### What the task requires
Which lines hold the word "πλευρᾶς"? Copy each of them.

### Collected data
○ ○ ○

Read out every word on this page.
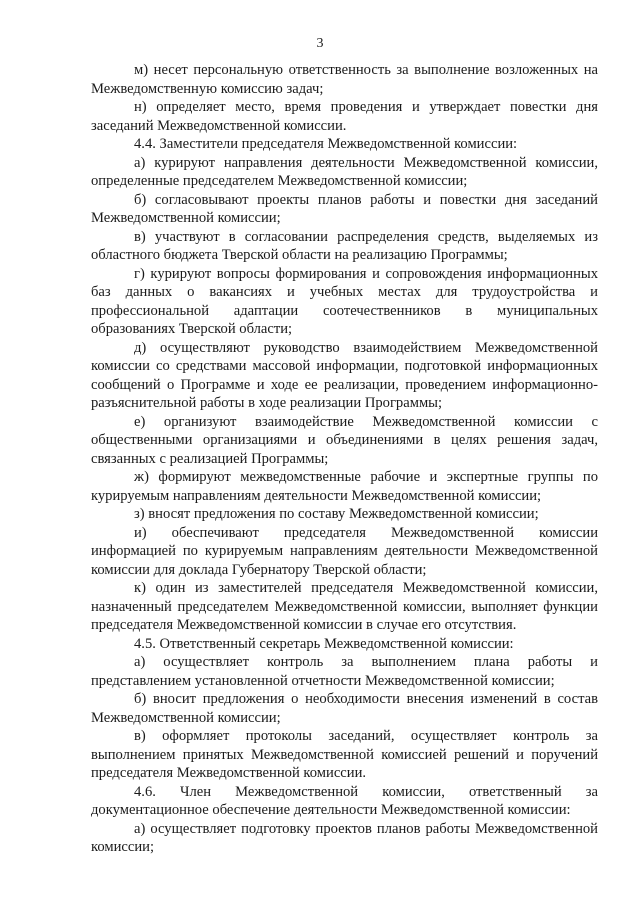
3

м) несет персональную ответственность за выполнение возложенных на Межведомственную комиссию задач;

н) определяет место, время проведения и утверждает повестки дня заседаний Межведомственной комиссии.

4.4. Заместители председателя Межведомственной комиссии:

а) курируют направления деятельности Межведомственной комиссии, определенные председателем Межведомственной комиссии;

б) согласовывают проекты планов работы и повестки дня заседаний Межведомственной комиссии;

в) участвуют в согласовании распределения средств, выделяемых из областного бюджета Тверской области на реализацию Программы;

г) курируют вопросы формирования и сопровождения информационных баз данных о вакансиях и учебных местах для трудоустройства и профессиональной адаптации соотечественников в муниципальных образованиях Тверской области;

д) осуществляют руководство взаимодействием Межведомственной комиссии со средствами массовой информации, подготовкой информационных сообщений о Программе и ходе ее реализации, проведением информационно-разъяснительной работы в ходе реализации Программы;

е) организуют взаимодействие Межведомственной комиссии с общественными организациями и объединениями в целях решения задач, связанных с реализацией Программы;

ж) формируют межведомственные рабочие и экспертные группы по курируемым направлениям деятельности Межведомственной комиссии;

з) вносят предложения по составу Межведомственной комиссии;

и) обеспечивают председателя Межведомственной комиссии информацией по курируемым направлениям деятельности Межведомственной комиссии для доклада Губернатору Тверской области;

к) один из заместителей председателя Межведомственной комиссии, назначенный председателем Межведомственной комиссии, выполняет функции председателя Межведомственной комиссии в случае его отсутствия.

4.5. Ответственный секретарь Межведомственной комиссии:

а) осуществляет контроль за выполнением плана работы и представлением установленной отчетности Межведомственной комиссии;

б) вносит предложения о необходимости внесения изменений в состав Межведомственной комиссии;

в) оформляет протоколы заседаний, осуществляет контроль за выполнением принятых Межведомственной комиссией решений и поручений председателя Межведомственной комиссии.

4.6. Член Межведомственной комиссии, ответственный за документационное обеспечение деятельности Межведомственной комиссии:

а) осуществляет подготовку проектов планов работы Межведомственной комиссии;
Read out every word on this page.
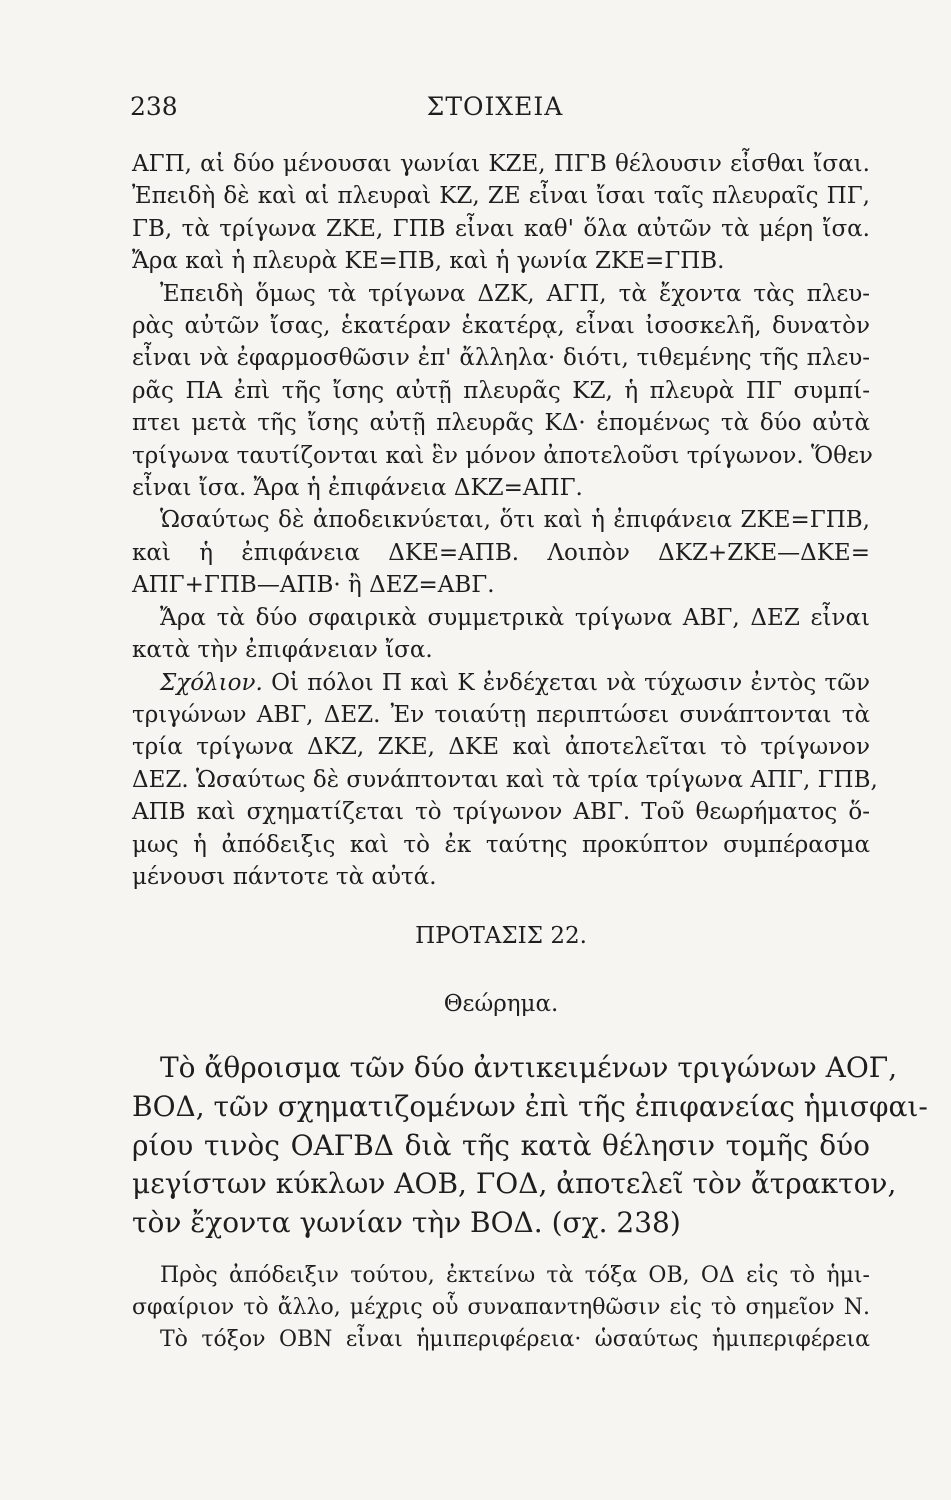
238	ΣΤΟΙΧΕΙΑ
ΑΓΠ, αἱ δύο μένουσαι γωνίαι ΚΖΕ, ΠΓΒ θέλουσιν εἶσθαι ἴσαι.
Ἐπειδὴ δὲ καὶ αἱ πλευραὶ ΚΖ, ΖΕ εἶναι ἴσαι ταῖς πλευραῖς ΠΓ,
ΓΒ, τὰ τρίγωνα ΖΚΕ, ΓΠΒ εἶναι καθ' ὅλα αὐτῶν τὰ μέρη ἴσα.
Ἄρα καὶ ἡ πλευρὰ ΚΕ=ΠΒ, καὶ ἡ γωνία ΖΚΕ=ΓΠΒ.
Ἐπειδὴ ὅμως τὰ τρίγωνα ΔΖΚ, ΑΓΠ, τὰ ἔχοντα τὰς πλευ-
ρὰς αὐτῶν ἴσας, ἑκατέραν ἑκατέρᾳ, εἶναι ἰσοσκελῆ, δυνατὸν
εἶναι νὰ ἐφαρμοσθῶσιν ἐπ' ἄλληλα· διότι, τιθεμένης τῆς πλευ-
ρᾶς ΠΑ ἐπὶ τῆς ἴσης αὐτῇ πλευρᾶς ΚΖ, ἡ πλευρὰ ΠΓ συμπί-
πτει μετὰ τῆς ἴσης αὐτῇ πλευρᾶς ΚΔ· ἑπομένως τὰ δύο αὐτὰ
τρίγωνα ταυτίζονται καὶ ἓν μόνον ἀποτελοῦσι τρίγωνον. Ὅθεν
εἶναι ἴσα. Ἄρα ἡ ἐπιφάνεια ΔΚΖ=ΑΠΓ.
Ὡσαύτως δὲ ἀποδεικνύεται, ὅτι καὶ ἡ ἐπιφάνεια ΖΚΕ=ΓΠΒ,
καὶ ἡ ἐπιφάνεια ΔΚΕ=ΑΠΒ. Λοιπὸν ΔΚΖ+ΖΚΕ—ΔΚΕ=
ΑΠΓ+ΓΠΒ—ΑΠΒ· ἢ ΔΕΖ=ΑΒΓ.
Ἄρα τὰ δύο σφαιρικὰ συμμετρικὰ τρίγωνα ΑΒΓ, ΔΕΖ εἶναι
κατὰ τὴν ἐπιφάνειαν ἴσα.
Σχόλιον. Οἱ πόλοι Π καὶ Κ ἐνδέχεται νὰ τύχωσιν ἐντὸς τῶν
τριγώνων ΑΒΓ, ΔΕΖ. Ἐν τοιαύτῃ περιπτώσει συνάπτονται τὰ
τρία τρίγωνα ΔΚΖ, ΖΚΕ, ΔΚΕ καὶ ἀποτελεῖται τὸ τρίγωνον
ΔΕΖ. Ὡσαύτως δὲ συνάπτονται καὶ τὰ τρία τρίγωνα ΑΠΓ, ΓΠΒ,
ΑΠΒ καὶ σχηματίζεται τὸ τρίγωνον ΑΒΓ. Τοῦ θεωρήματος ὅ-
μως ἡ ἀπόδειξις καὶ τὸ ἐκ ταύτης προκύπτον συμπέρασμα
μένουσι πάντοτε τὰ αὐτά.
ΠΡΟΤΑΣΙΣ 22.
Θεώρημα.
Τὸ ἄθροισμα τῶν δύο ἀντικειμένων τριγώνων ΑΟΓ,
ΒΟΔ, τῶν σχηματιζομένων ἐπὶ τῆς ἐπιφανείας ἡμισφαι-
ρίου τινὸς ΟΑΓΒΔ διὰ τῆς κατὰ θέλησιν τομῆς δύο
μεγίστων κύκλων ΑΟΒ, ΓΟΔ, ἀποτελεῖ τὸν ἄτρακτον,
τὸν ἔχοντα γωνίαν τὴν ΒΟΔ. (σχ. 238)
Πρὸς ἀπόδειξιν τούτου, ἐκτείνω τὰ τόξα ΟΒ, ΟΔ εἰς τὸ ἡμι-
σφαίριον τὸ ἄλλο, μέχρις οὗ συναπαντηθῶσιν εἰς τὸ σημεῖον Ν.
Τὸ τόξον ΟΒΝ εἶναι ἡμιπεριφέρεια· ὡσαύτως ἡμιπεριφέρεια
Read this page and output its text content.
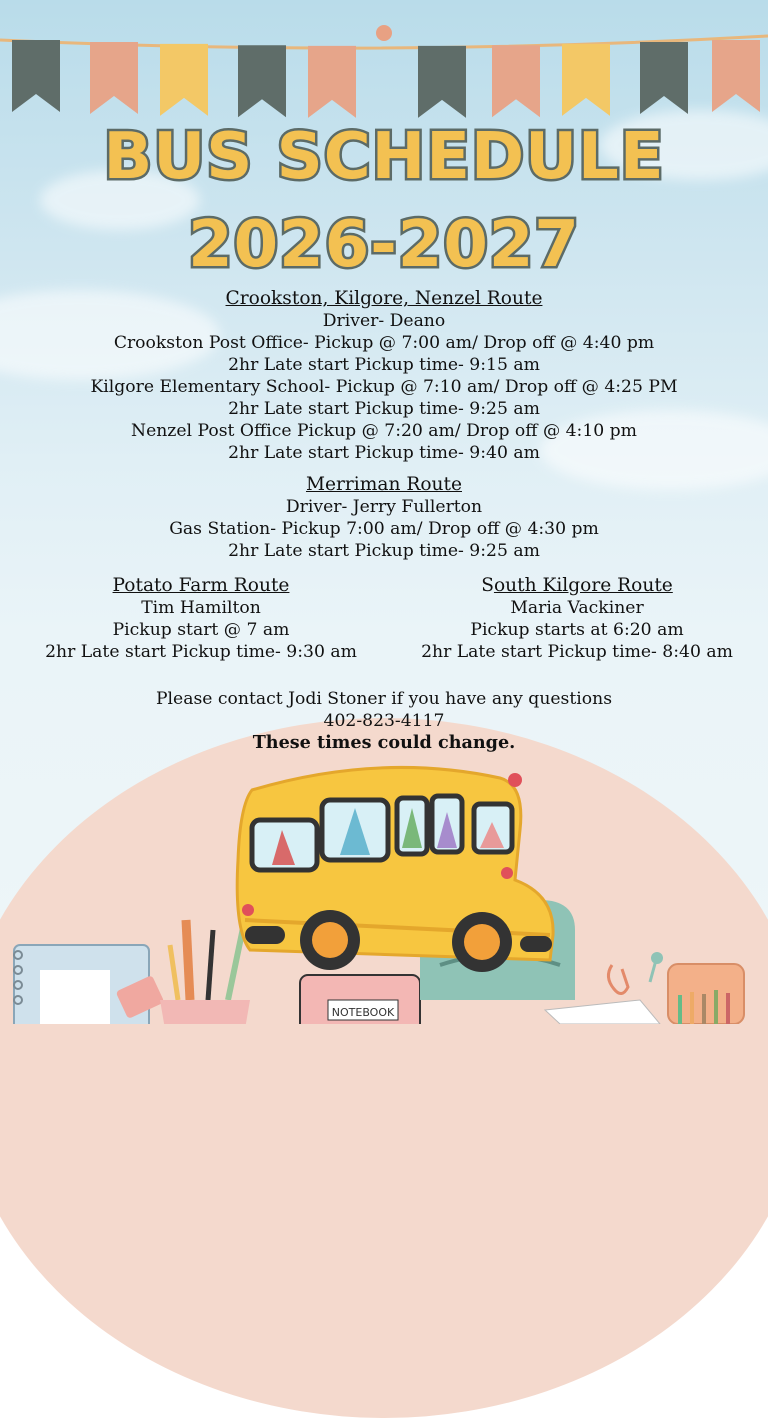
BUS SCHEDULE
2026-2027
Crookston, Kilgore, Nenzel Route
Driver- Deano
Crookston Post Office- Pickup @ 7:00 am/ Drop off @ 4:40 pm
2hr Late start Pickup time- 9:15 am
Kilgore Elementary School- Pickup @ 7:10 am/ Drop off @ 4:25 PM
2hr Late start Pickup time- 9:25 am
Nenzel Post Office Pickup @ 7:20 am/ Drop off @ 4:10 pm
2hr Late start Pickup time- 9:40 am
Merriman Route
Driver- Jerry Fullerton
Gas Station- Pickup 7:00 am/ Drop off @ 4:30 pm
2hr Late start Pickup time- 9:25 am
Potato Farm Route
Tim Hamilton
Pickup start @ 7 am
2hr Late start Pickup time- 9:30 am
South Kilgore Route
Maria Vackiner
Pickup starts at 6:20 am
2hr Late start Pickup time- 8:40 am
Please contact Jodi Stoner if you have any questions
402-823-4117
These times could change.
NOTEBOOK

○ ○ ○

### Result of the exercise
ρᾶς ΠΑ ἐπὶ τῆς ἴσης αὐτῇ πλευρᾶς ΚΖ, ἡ πλευρὰ ΠΓ συμπί-
πτει μετὰ τῆς ἴσης αὐτῇ πλευρᾶς ΚΔ· ἑπομένως τὰ δύο αὐτὰ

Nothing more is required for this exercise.